■ **LISTED RECORDS**:
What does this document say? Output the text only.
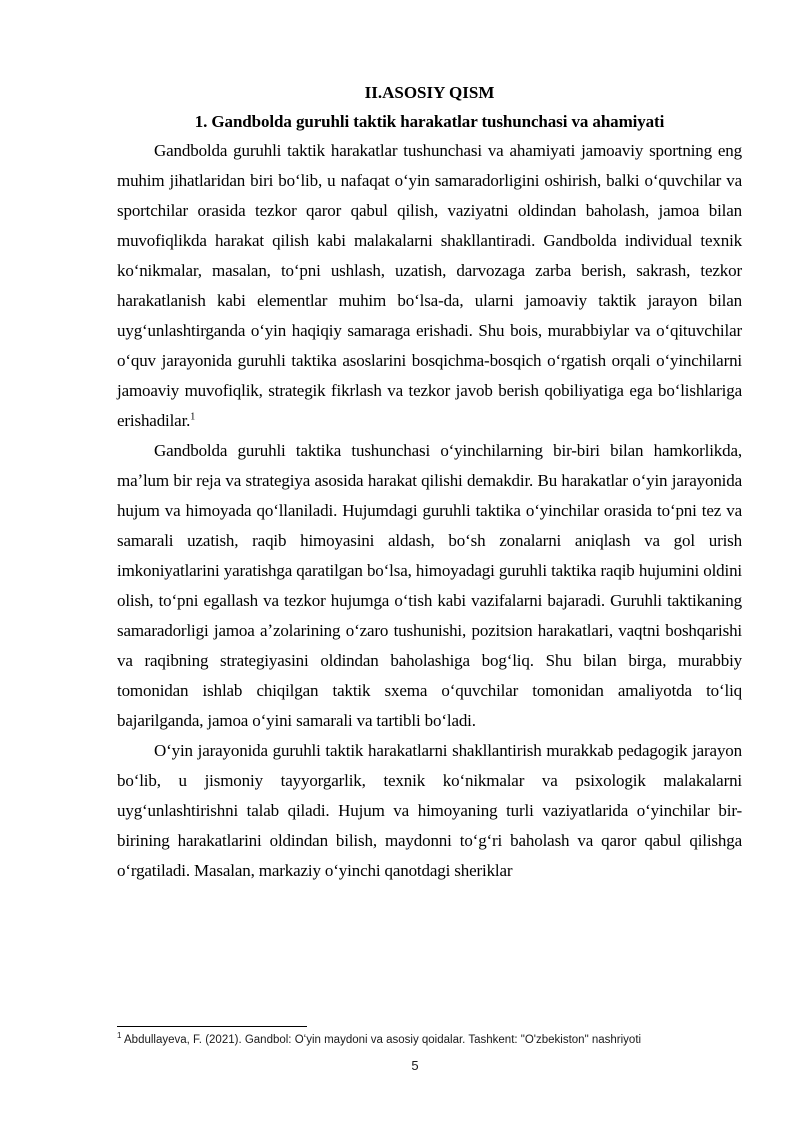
II.ASOSIY QISM
1. Gandbolda guruhli taktik harakatlar tushunchasi va ahamiyati

Gandbolda guruhli taktik harakatlar tushunchasi va ahamiyati jamoaviy sportning eng muhim jihatlaridan biri boʻlib, u nafaqat oʻyin samaradorligini oshirish, balki oʻquvchilar va sportchilar orasida tezkor qaror qabul qilish, vaziyatni oldindan baholash, jamoa bilan muvofiqlikda harakat qilish kabi malakalarni shakllantiradi. Gandbolda individual texnik koʻnikmalar, masalan, toʻpni ushlash, uzatish, darvozaga zarba berish, sakrash, tezkor harakatlanish kabi elementlar muhim boʻlsa-da, ularni jamoaviy taktik jarayon bilan uygʻunlashtirganda oʻyin haqiqiy samaraga erishadi. Shu bois, murabbiylar va oʻqituvchilar oʻquv jarayonida guruhli taktika asoslarini bosqichma-bosqich oʻrgatish orqali oʻyinchilarni jamoaviy muvofiqlik, strategik fikrlash va tezkor javob berish qobiliyatiga ega boʻlishlariga erishadilar.$^1$

Gandbolda guruhli taktika tushunchasi oʻyinchilarning bir-biri bilan hamkorlikda, maʼlum bir reja va strategiya asosida harakat qilishi demakdir. Bu harakatlar oʻyin jarayonida hujum va himoyada qoʻllaniladi. Hujumdagi guruhli taktika oʻyinchilar orasida toʻpni tez va samarali uzatish, raqib himoyasini aldash, boʻsh zonalarni aniqlash va gol urish imkoniyatlarini yaratishga qaratilgan boʻlsa, himoyadagi guruhli taktika raqib hujumini oldini olish, toʻpni egallash va tezkor hujumga oʻtish kabi vazifalarni bajaradi. Guruhli taktikaning samaradorligi jamoa aʼzolarining oʻzaro tushunishi, pozitsion harakatlari, vaqtni boshqarishi va raqibning strategiyasini oldindan baholashiga bogʻliq. Shu bilan birga, murabbiy tomonidan ishlab chiqilgan taktik sxema oʻquvchilar tomonidan amaliyotda toʻliq bajarilganda, jamoa oʻyini samarali va tartibli boʻladi.

Oʻyin jarayonida guruhli taktik harakatlarni shakllantirish murakkab pedagogik jarayon boʻlib, u jismoniy tayyorgarlik, texnik koʻnikmalar va psixologik malakalarni uygʻunlashtirishni talab qiladi. Hujum va himoyaning turli vaziyatlarida oʻyinchilar bir-birining harakatlarini oldindan bilish, maydonni toʻgʻri baholash va qaror qabul qilishga oʻrgatiladi. Masalan, markaziy oʻyinchi qanotdagi sheriklar

$^1$ Abdullayeva, F. (2021). Gandbol: Oʻyin maydoni va asosiy qoidalar. Tashkent: "O'zbekiston" nashriyoti
5
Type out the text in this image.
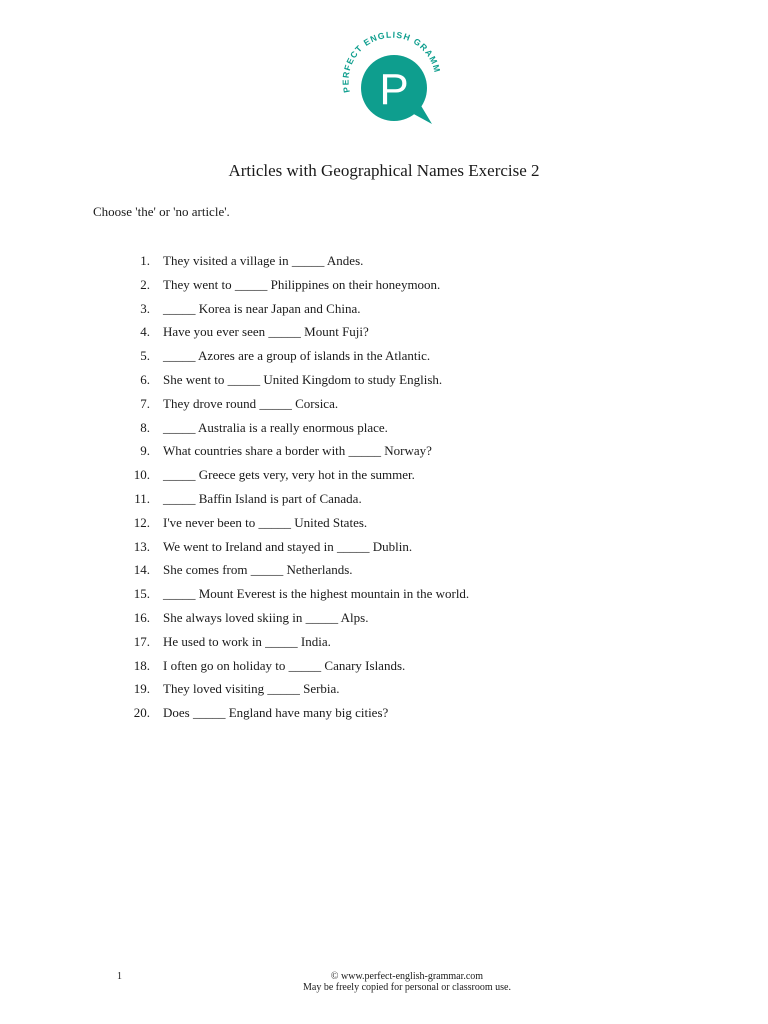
PERFECT ENGLISH GRAM
P
Articles with Geographical Names Exercise 2
Choose 'the' or 'no article'.
1. They visited a village in _____ Andes.
2. They went to _____ Philippines on their honeymoon.
3. _____ Korea is near Japan and China.
4. Have you ever seen _____ Mount Fuji?
5. _____ Azores are a group of islands in the Atlantic.
6. She went to _____ United Kingdom to study English.
7. They drove round _____ Corsica.
8. _____ Australia is a really enormous place.
9. What countries share a border with _____ Norway?
10. _____ Greece gets very, very hot in the summer.
11. _____ Baffin Island is part of Canada.
12. I've never been to _____ United States.
13. We went to Ireland and stayed in _____ Dublin.
14. She comes from _____ Netherlands.
15. _____ Mount Everest is the highest mountain in the world.
16. She always loved skiing in _____ Alps.
17. He used to work in _____ India.
18. I often go on holiday to _____ Canary Islands.
19. They loved visiting _____ Serbia.
20. Does _____ England have many big cities?
1	© www.perfect-english-grammar.com
May be freely copied for personal or classroom use.
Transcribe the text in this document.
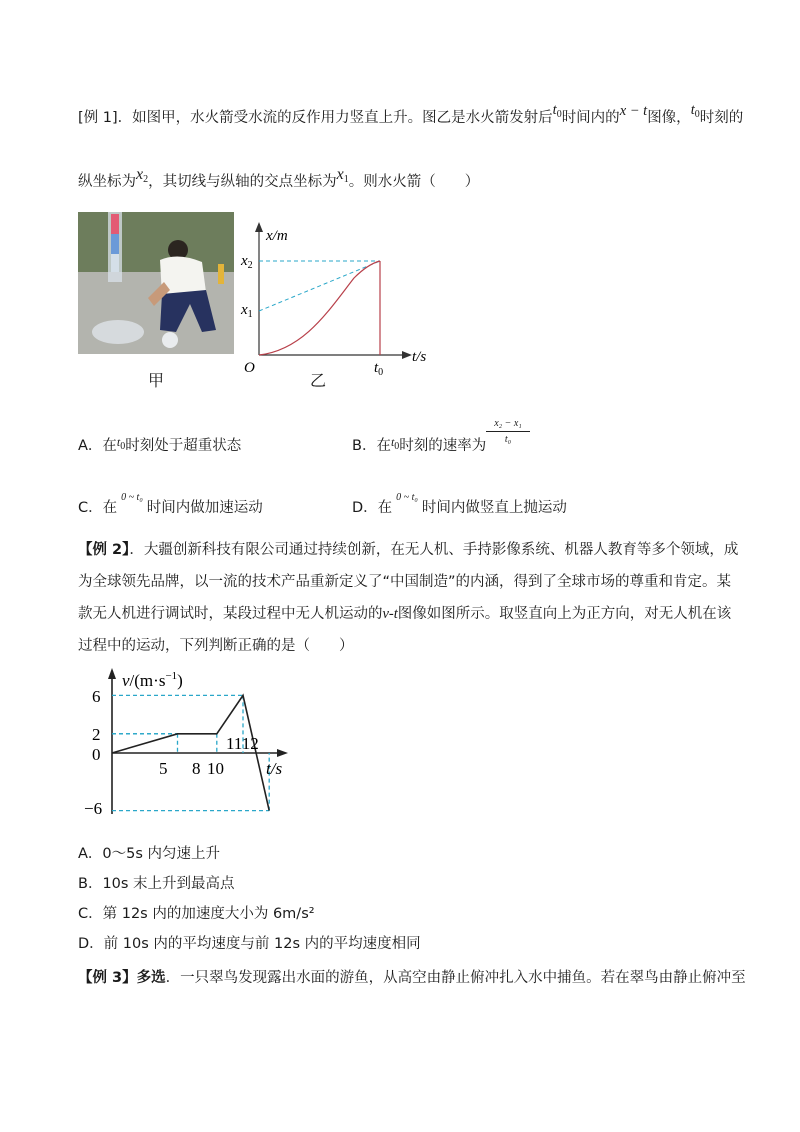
[例 1]．如图甲，水火箭受水流的反作用力竖直上升。图乙是水火箭发射后$t_0$时间内的x − t图像，$t_0$时刻的
纵坐标为$x_2$，其切线与纵轴的交点坐标为$x_1$。则水火箭（　　）
甲
x/m
t/s
O
$x_2$
$x_1$
$t_0$
乙
A．在$^{t_0}$时刻处于超重状态	B．在$^{t_0}$时刻的速率为
x₂ − x₁
t₀
C．在$^{0 \sim t_0}$时间内做加速运动	D．在$^{0 \sim t_0}$时间内做竖直上抛运动
【例 2】．大疆创新科技有限公司通过持续创新，在无人机、手持影像系统、机器人教育等多个领域，成
为全球领先品牌，以一流的技术产品重新定义了“中国制造”的内涵，得到了全球市场的尊重和肯定。某
款无人机进行调试时，某段过程中无人机运动的v-t图像如图所示。取竖直向上为正方向，对无人机在该
过程中的运动，下列判断正确的是（　　）
$v/(m\cdot s^{-1})$
t/s
6
2
0
−6
5 8 10
1112
A．0～5s 内匀速上升
B．10s 末上升到最高点
C．第 12s 内的加速度大小为 6m/s²
D．前 10s 内的平均速度与前 12s 内的平均速度相同
【例 3】多选．一只翠鸟发现露出水面的游鱼，从高空由静止俯冲扎入水中捕鱼。若在翠鸟由静止俯冲至
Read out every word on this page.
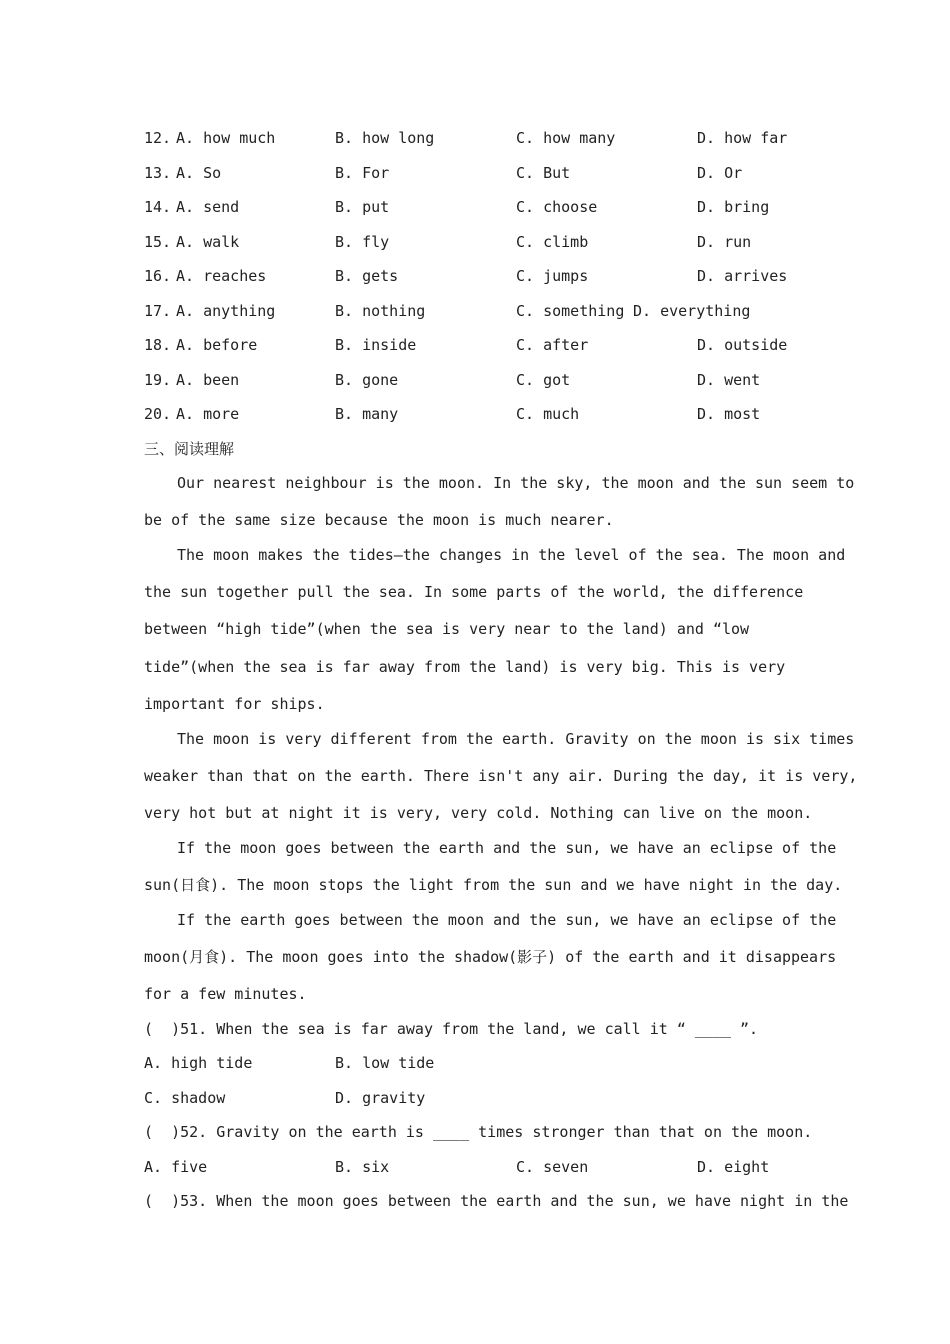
12. A. how much	B. how long	C. how many	D. how far
13. A. So	B. For	C. But	D. Or
14. A. send	B. put	C. choose	D. bring
15. A. walk	B. fly	C. climb	D. run
16. A. reaches	B. gets	C. jumps	D. arrives
17. A. anything	B. nothing	C. something D. everything
18. A. before	B. inside	C. after	D. outside
19. A. been	B. gone	C. got	D. went
20. A. more	B. many	C. much	D. most
三、阅读理解
Our nearest neighbour is the moon. In the sky, the moon and the sun seem to
be of the same size because the moon is much nearer.
The moon makes the tides—the changes in the level of the sea. The moon and
the sun together pull the sea. In some parts of the world, the difference
between “high tide”(when the sea is very near to the land) and “low
tide”(when the sea is far away from the land) is very big. This is very
important for ships.
The moon is very different from the earth. Gravity on the moon is six times
weaker than that on the earth. There isn't any air. During the day, it is very,
very hot but at night it is very, very cold. Nothing can live on the moon.
If the moon goes between the earth and the sun, we have an eclipse of the
sun(日食). The moon stops the light from the sun and we have night in the day.
If the earth goes between the moon and the sun, we have an eclipse of the
moon(月食). The moon goes into the shadow(影子) of the earth and it disappears
for a few minutes.
(  )51. When the sea is far away from the land, we call it “ ____ ”.
A. high tide	B. low tide
C. shadow	D. gravity
(  )52. Gravity on the earth is ____ times stronger than that on the moon.
A. five	B. six	C. seven	D. eight
(  )53. When the moon goes between the earth and the sun, we have night in the
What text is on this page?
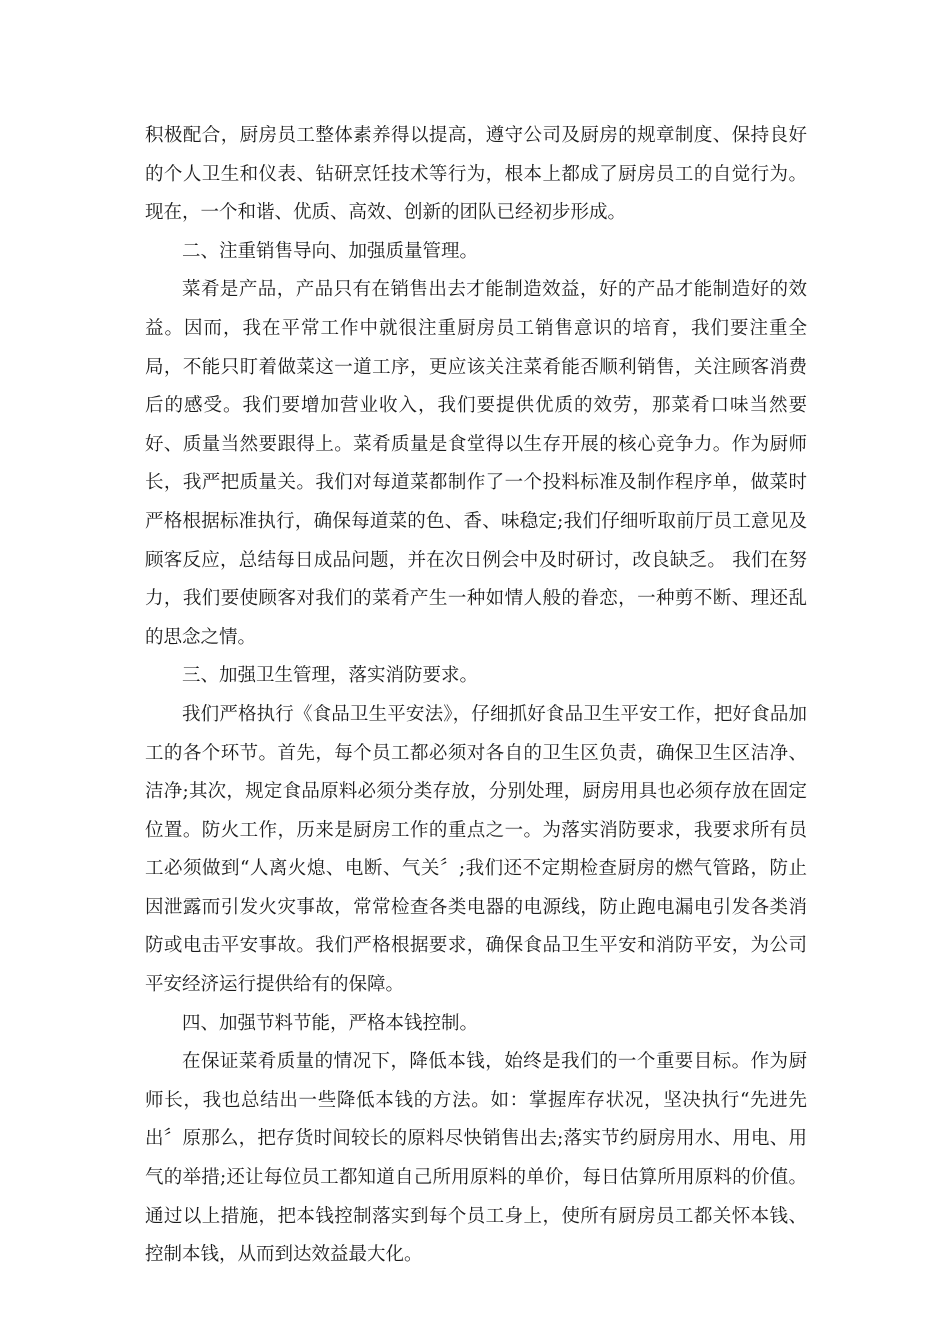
积极配合，厨房员工整体素养得以提高，遵守公司及厨房的规章制度、保持良好的个人卫生和仪表、钻研烹饪技术等行为，根本上都成了厨房员工的自觉行为。现在，一个和谐、优质、高效、创新的团队已经初步形成。

二、注重销售导向、加强质量管理。

菜肴是产品，产品只有在销售出去才能制造效益，好的产品才能制造好的效益。因而，我在平常工作中就很注重厨房员工销售意识的培育，我们要注重全局，不能只盯着做菜这一道工序，更应该关注菜肴能否顺利销售，关注顾客消费后的感受。我们要增加营业收入，我们要提供优质的效劳，那菜肴口味当然要好、质量当然要跟得上。菜肴质量是食堂得以生存开展的核心竞争力。作为厨师长，我严把质量关。我们对每道菜都制作了一个投料标准及制作程序单，做菜时严格根据标准执行，确保每道菜的色、香、味稳定;我们仔细听取前厅员工意见及顾客反应，总结每日成品问题，并在次日例会中及时研讨，改良缺乏。 我们在努力，我们要使顾客对我们的菜肴产生一种如情人般的眷恋，一种剪不断、理还乱的思念之情。

三、加强卫生管理，落实消防要求。

我们严格执行《食品卫生平安法》，仔细抓好食品卫生平安工作，把好食品加工的各个环节。首先，每个员工都必须对各自的卫生区负责，确保卫生区洁净、洁净;其次，规定食品原料必须分类存放，分别处理，厨房用具也必须存放在固定位置。防火工作，历来是厨房工作的重点之一。为落实消防要求，我要求所有员工必须做到“人离火熄、电断、气关〞;我们还不定期检查厨房的燃气管路，防止因泄露而引发火灾事故，常常检查各类电器的电源线，防止跑电漏电引发各类消防或电击平安事故。我们严格根据要求，确保食品卫生平安和消防平安，为公司平安经济运行提供给有的保障。

四、加强节料节能，严格本钱控制。

在保证菜肴质量的情况下，降低本钱，始终是我们的一个重要目标。作为厨师长，我也总结出一些降低本钱的方法。如：掌握库存状况，坚决执行“先进先出〞原那么，把存货时间较长的原料尽快销售出去;落实节约厨房用水、用电、用气的举措;还让每位员工都知道自己所用原料的单价，每日估算所用原料的价值。通过以上措施，把本钱控制落实到每个员工身上，使所有厨房员工都关怀本钱、控制本钱，从而到达效益最大化。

■ **WORK TO DO**: Copy out all lines above that include the string "What".

■ **SOLVED PROBLEM**:
What does this document say? Output the text only.
9. What countries share a border with _____ Norway?
What text is on this page?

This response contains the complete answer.